__Exercise objective__
Output all of the entries below precisely as written.

(Part of a data file)
-=-=-=-=-
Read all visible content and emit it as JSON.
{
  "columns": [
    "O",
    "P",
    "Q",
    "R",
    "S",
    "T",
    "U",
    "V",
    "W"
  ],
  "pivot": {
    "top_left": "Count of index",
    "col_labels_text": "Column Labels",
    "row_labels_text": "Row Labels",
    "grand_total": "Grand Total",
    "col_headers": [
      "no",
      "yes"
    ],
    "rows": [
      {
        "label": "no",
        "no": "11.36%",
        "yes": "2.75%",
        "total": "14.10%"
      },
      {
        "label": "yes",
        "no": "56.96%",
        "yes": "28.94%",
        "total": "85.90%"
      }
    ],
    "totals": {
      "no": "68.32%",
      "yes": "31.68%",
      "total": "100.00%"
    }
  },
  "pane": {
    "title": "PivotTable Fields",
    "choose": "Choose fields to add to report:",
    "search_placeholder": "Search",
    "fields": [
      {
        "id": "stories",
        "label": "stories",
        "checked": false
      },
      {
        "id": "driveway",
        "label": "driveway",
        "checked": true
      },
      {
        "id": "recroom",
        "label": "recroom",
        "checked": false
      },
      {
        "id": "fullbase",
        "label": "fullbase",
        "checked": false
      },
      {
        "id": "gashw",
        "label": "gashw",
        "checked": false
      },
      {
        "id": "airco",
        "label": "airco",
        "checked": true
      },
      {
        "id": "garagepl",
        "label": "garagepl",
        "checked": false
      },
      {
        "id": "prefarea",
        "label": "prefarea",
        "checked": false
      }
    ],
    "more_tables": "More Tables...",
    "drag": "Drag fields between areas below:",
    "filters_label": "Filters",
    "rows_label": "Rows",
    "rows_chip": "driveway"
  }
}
-=-=-=-=-
__Task solution__
Read all visible content and emit it as JSON.
{
  "columns": [
    "O",
    "P",
    "Q",
    "R",
    "S",
    "T",
    "U",
    "V",
    "W"
  ],
  "pivot": {
    "top_left": "Count of index",
    "col_labels_text": "Column Labels",
    "row_labels_text": "Row Labels",
    "grand_total": "Grand Total",
    "col_headers": [
      "no",
      "yes"
    ],
    "rows": [
      {
        "label": "no",
        "no": "11.36%",
        "yes": "2.75%",
        "total": "14.10%"
      },
      {
        "label": "yes",
        "no": "56.96%",
        "yes": "28.94%",
        "total": "85.90%"
      }
    ],
    "totals": {
      "no": "68.32%",
      "yes": "31.68%",
      "total": "100.00%"
    }
  },
  "pane": {
    "title": "PivotTable Fields",
    "choose": "Choose fields to add to report:",
    "search_placeholder": "Search",
    "fields": [
      {
        "id": "stories",
        "label": "stories",
        "checked": false
      },
      {
        "id": "driveway",
        "label": "driveway",
        "checked": true
      },
      {
        "id": "recroom",
        "label": "recroom",
        "checked": false
      },
      {
        "id": "fullbase",
        "label": "fullbase",
        "checked": false
      },
      {
        "id": "gashw",
        "label": "gashw",
        "checked": false
      },
      {
        "id": "airco",
        "label": "airco",
        "checked": true
      },
      {
        "id": "garagepl",
        "label": "garagepl",
        "checked": false
      },
      {
        "id": "prefarea",
        "label": "prefarea",
        "checked": false
      }
    ],
    "more_tables": "More Tables...",
    "drag": "Drag fields between areas below:",
    "filters_label": "Filters",
    "rows_label": "Rows",
    "rows_chip": "driveway"
  }
}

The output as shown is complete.